*Given task*: Look for "Psicología" in the listing below. Gather each line that contains it.
- - - - -
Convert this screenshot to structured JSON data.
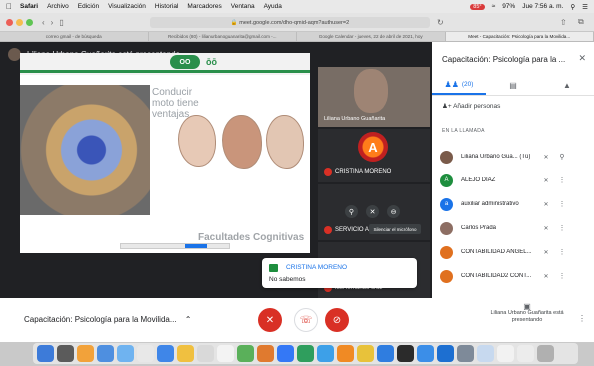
{
  "menubar": {
    "apple": "",
    "items": [
      "Safari",
      "Archivo",
      "Edición",
      "Visualización",
      "Historial",
      "Marcadores",
      "Ventana",
      "Ayuda"
    ],
    "battery": "97%",
    "clock": "Jue 7:56 a. m.",
    "badge": "85°"
  },
  "browser": {
    "address": "meet.google.com/dho-qmid-aqm?authuser=2",
    "tabs": [
      "correo gmail - de búsqueda",
      "Recibidos (80) - lilianurbanoguanarita@gmail.com -...",
      "Google Calendar - jueves, 22 de abril de 2021, hoy",
      "Meet - Capacitación: Psicología para la Movilida..."
    ]
  },
  "meet": {
    "presenting_text": "Liliana Urbano Guañarita está presentando",
    "slide": {
      "quote": "Conducir moto tiene ventajas",
      "heading": "Facultades Cognitivas",
      "logo": "OO",
      "logo_text": "ōō"
    },
    "self_tile_name": "Liliana Urbano Guañarita",
    "tiles": [
      {
        "name": "CRISTINA MORENO",
        "logo": "A"
      },
      {
        "name": "SERVICIO AL CLIENTE"
      },
      {
        "name": "luis fernando cruz"
      }
    ],
    "tooltip": "Silenciar el micrófono",
    "chat_popup": {
      "from": "CRISTINA MORENO",
      "message": "No sabemos"
    }
  },
  "panel": {
    "title": "Capacitación: Psicología para la ...",
    "tabs": [
      {
        "label": "(20)",
        "icon": "people-icon"
      },
      {
        "label": "",
        "icon": "chat-icon"
      },
      {
        "label": "",
        "icon": "activities-icon"
      }
    ],
    "add_people": "Añadir personas",
    "section": "EN LA LLAMADA",
    "people": [
      {
        "name": "Liliana Urbano Gua...",
        "suffix": "(Tú)",
        "initial": "",
        "color": "#7a5b4a"
      },
      {
        "name": "ALEJO DIAZ",
        "initial": "A",
        "color": "#1e8e3e"
      },
      {
        "name": "auxiliar administrativo",
        "initial": "a",
        "color": "#1a73e8"
      },
      {
        "name": "Carlos Prada",
        "initial": "",
        "color": "#8d6e63"
      },
      {
        "name": "CONTABILIDAD ANGEL...",
        "initial": "",
        "color": "#e0701f"
      },
      {
        "name": "CONTABILIDAD2 CONT...",
        "initial": "",
        "color": "#e0701f"
      }
    ]
  },
  "bottom": {
    "meeting_name": "Capacitación: Psicología para la Movilida...",
    "presenter": "Liliana Urbano Guañarita está presentando"
  },
  "dock": {
    "colors": [
      "#3d7bd9",
      "#5b5b5b",
      "#f2a23a",
      "#4e8fe0",
      "#6fb3f0",
      "#e8e8e8",
      "#3f86e8",
      "#f0c040",
      "#d9d9d9",
      "#f3f3f3",
      "#5ab05a",
      "#e07a2f",
      "#3478f6",
      "#2f9e5d",
      "#3da0e8",
      "#f08a24",
      "#e8c23a",
      "#2f7de0",
      "#2b2b2b",
      "#3b8ee8",
      "#1d6fd1",
      "#7e8a99",
      "#c7d9ef",
      "#f2f2f2",
      "#ececec",
      "#b0b0b0"
    ]
  }
}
- - - - -
*Written answer*:
      "Meet - Capacitación: Psicología para la Movilida..."
    "title": "Capacitación: Psicología para la ...",
    "meeting_name": "Capacitación: Psicología para la Movilida...",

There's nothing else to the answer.